§ **What is asked**
Find all the lines with "تاریخ" and gather them.

[Dataset records]
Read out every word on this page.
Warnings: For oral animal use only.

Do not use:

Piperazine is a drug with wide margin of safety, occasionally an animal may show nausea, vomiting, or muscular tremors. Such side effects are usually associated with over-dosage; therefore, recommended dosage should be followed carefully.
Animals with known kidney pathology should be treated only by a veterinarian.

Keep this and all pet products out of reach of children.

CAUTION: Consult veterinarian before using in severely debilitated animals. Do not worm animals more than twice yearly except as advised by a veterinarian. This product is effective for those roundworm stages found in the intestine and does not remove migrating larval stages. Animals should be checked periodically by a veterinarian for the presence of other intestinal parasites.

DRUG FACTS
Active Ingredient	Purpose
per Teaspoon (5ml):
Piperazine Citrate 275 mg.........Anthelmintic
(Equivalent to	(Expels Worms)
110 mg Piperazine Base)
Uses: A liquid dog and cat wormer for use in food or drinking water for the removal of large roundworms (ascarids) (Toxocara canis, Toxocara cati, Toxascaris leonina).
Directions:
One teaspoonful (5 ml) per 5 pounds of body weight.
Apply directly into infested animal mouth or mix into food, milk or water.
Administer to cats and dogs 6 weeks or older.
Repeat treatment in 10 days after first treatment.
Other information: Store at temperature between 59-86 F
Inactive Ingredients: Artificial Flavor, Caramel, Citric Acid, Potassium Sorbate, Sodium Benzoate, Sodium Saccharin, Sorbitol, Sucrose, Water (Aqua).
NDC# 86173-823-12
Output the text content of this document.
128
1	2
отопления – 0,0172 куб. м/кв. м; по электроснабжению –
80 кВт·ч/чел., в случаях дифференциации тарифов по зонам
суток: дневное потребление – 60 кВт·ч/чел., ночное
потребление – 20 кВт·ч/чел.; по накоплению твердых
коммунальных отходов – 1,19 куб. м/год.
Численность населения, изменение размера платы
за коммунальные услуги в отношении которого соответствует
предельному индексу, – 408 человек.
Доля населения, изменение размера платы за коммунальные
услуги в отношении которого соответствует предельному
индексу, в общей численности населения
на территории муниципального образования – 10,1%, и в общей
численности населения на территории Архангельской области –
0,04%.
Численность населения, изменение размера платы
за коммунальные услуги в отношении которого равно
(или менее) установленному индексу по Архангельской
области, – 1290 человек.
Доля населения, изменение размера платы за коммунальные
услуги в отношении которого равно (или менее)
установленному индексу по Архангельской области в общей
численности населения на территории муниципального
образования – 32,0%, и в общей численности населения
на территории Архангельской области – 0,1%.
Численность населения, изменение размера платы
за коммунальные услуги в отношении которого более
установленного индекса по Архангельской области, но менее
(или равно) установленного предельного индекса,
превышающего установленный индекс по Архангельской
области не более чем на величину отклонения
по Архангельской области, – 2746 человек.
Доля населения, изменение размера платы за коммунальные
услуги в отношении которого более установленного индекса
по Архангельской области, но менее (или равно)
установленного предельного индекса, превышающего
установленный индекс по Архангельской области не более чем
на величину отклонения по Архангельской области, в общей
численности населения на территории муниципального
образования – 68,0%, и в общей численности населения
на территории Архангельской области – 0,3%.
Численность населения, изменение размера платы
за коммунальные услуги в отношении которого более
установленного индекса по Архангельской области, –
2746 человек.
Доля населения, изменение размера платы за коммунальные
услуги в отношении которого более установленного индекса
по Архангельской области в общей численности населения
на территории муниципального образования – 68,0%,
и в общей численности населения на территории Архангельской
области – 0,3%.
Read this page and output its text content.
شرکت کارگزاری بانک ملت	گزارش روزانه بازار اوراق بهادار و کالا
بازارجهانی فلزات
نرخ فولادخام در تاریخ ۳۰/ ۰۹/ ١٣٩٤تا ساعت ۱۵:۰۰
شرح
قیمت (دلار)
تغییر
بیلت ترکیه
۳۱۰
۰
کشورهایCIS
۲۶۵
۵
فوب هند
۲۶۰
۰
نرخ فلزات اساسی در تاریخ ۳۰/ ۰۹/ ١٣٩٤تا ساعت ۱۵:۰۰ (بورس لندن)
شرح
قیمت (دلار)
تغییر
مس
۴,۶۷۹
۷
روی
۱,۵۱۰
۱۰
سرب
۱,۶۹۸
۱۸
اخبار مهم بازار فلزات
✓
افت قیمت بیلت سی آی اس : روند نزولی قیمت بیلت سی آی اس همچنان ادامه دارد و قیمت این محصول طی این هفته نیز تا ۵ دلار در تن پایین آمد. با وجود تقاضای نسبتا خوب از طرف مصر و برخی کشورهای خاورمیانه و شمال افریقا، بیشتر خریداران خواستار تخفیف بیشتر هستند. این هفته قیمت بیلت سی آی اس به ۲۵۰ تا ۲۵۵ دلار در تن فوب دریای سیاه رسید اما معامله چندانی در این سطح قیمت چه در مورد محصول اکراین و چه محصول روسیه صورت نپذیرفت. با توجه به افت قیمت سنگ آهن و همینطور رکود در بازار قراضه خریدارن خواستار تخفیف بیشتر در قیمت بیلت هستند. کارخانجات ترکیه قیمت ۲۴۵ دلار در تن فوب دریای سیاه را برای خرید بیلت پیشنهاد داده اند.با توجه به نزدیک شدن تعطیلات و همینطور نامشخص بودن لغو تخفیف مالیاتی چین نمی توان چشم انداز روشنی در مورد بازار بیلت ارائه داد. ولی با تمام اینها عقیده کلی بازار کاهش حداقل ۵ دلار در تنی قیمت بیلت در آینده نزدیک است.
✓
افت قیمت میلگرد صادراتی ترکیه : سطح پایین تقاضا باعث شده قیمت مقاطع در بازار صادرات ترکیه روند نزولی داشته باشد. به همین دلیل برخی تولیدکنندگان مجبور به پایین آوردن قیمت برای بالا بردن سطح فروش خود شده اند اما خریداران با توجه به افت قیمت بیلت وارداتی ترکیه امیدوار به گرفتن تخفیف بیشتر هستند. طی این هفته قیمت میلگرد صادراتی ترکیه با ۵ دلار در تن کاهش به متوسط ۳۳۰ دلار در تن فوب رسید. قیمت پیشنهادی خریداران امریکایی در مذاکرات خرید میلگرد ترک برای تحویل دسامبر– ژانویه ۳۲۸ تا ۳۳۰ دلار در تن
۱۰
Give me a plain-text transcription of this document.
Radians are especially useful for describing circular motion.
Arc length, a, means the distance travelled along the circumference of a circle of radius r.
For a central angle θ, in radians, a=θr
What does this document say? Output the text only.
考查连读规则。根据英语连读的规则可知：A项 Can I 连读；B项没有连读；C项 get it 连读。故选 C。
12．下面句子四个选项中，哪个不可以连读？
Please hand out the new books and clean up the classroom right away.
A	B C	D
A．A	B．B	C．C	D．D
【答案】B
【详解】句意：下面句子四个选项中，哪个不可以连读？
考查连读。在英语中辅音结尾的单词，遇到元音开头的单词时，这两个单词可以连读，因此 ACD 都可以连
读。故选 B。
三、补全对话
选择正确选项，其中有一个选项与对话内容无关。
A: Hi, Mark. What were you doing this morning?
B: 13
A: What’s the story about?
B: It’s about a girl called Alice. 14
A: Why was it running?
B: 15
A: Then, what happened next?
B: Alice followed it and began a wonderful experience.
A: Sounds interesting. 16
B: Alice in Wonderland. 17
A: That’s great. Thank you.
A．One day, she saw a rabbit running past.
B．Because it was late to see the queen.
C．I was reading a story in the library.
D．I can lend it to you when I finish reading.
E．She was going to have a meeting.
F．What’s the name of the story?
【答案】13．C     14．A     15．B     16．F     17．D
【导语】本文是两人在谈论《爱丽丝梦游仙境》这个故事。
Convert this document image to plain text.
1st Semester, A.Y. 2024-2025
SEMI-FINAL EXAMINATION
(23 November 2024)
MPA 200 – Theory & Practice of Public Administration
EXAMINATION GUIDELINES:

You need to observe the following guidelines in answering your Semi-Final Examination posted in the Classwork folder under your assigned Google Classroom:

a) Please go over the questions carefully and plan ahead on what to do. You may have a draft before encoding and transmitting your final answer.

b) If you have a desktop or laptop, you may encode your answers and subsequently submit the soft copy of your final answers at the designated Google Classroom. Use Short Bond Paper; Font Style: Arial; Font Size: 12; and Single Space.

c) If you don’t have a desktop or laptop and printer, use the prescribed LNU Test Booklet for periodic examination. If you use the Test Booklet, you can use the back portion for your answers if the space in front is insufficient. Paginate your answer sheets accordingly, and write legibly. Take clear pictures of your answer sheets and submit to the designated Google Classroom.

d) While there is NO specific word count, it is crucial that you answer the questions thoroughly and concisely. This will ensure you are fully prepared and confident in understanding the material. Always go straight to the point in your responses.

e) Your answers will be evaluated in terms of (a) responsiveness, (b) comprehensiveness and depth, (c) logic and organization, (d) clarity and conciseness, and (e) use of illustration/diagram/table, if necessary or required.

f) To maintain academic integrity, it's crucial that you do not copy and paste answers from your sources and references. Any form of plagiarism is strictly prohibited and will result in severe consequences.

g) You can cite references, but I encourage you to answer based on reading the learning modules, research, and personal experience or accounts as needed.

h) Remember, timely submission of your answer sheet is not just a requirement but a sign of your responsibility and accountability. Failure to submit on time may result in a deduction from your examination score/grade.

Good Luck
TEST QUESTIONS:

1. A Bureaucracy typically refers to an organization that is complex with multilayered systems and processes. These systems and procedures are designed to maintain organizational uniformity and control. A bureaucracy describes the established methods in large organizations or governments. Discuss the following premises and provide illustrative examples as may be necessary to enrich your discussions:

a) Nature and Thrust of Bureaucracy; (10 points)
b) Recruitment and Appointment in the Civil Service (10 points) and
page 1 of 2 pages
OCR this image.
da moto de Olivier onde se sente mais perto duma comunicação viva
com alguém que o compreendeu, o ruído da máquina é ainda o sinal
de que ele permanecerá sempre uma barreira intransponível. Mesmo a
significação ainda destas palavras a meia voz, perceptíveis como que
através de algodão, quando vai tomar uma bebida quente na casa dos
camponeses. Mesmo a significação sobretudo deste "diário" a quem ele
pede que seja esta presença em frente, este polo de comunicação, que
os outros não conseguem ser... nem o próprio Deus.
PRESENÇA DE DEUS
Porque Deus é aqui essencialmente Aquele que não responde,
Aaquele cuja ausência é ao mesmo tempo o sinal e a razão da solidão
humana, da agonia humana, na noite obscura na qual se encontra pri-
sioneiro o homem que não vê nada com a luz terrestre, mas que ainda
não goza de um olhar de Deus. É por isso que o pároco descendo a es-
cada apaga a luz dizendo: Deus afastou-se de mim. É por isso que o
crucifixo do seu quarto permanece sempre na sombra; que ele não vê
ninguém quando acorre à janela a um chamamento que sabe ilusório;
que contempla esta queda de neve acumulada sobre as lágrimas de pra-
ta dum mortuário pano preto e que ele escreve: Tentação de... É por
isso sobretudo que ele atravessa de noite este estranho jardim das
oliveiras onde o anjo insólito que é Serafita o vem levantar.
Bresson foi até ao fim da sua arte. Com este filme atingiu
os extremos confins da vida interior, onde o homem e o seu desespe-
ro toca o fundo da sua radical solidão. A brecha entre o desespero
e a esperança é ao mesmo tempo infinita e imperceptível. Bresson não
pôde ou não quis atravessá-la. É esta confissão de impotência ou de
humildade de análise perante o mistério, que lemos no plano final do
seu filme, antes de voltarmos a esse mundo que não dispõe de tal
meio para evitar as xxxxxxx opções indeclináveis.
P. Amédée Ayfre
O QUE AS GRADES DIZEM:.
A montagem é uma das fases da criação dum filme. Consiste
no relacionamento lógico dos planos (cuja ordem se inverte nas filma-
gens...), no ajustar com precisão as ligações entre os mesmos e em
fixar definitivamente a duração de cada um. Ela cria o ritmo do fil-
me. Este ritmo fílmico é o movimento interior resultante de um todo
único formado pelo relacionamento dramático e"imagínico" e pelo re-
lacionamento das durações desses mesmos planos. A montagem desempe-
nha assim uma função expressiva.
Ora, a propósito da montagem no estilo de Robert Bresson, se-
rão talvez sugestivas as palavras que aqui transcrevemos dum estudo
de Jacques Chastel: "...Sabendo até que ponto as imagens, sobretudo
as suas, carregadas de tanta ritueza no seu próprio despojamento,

§ **Written solution**
نرخ فولادخام در تاریخ ۳۰/ ۰۹/ ١٣٩٤تا ساعت ۱۵:۰۰
نرخ فلزات اساسی در تاریخ ۳۰/ ۰۹/ ١٣٩٤تا ساعت ۱۵:۰۰ (بورس لندن)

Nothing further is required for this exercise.